_Instructions to follow_
Lift every line from the entries that includes the word "Resistance".

_Information supplied_
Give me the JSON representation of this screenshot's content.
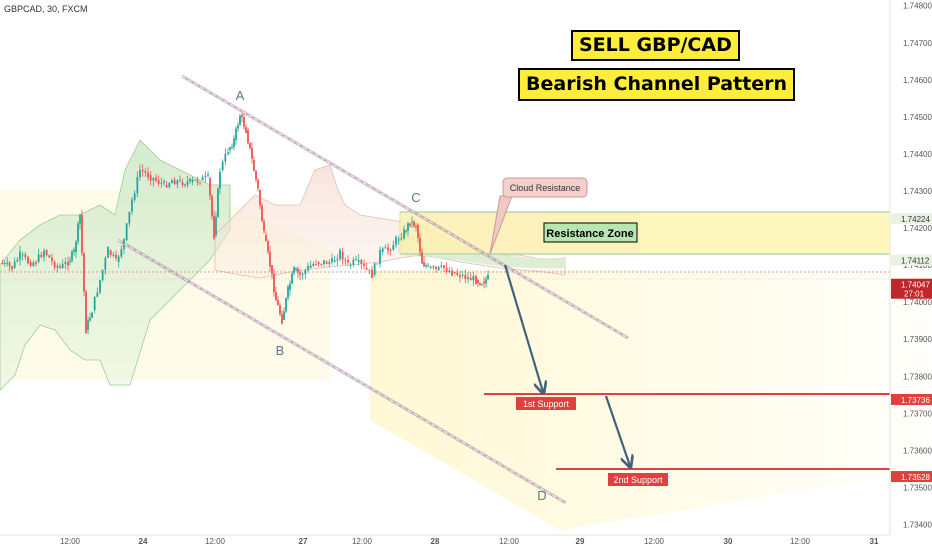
{
  "symbol": "GBPCAD, 30, FXCM",
  "title": "SELL GBP/CAD",
  "subtitle": "Bearish Channel Pattern",
  "chart_data": {
    "type": "line",
    "y_ticks": [
      "1.74800",
      "1.74700",
      "1.74600",
      "1.74500",
      "1.74400",
      "1.74300",
      "1.74200",
      "1.74100",
      "1.74000",
      "1.73900",
      "1.73800",
      "1.73700",
      "1.73600",
      "1.73500",
      "1.73400"
    ],
    "ylim": [
      1.7335,
      1.7481
    ],
    "x_ticks": [
      "12:00",
      "24",
      "12:00",
      "27",
      "12:00",
      "28",
      "12:00",
      "29",
      "12:00",
      "30",
      "12:00",
      "31"
    ],
    "price_labels": [
      {
        "text": "1.74224",
        "value": 1.74224,
        "color": "#e8f3e4",
        "text_color": "#333333"
      },
      {
        "text": "1.74112",
        "value": 1.74112,
        "color": "#e8f3e4",
        "text_color": "#333333"
      },
      {
        "text": "1.74047",
        "value": 1.74047,
        "color": "#c0272d",
        "text_color": "#ffffff",
        "sub": "27:01"
      },
      {
        "text": "1.73736",
        "value": 1.73736,
        "color": "#e0403f",
        "text_color": "#ffffff"
      },
      {
        "text": "1.73528",
        "value": 1.73528,
        "color": "#e0403f",
        "text_color": "#ffffff"
      }
    ],
    "points": [
      {
        "label": "A",
        "value": 1.7451
      },
      {
        "label": "B",
        "value": 1.739
      },
      {
        "label": "C",
        "value": 1.7423
      },
      {
        "label": "D",
        "value": 1.7349
      }
    ],
    "annotations": {
      "cloud_resistance": "Cloud Resistance",
      "resistance_zone": "Resistance Zone",
      "support1": "1st Support",
      "support2": "2nd Support"
    },
    "colors": {
      "up": "#26a69a",
      "down": "#ef5350",
      "channel": "#a07c9a",
      "support": "#e0403f",
      "arrow": "#41627a"
    }
  }
}
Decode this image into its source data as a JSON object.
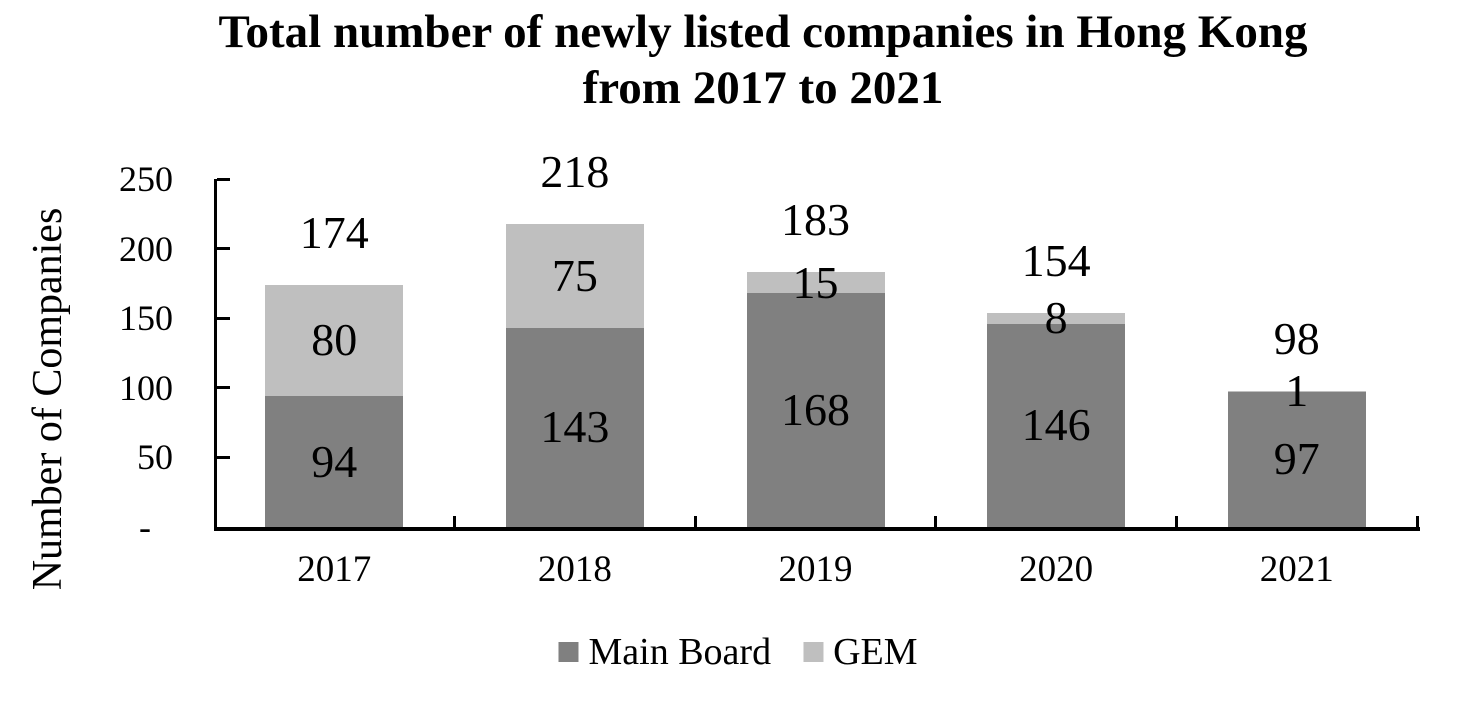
{
  "chart_data": {
    "type": "bar",
    "stacked": true,
    "title": "Total number of newly listed companies in Hong Kong",
    "title_line2": "from 2017 to 2021",
    "ylabel": "Number of Companies",
    "categories": [
      "2017",
      "2018",
      "2019",
      "2020",
      "2021"
    ],
    "series": [
      {
        "name": "Main Board",
        "color": "#808080",
        "values": [
          94,
          143,
          168,
          146,
          97
        ]
      },
      {
        "name": "GEM",
        "color": "#bfbfbf",
        "values": [
          80,
          75,
          15,
          8,
          1
        ]
      }
    ],
    "totals": [
      174,
      218,
      183,
      154,
      98
    ],
    "ylim": [
      0,
      250
    ],
    "ytick_step": 50,
    "ytick_labels": [
      "-",
      "50",
      "100",
      "150",
      "200",
      "250"
    ],
    "grid": false,
    "legend_position": "bottom",
    "colors": {
      "axis": "#000000",
      "text": "#000000",
      "background": "#ffffff"
    }
  }
}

_Expected output_
      "cloud_resistance": "Cloud Resistance",
      "resistance_zone": "Resistance Zone",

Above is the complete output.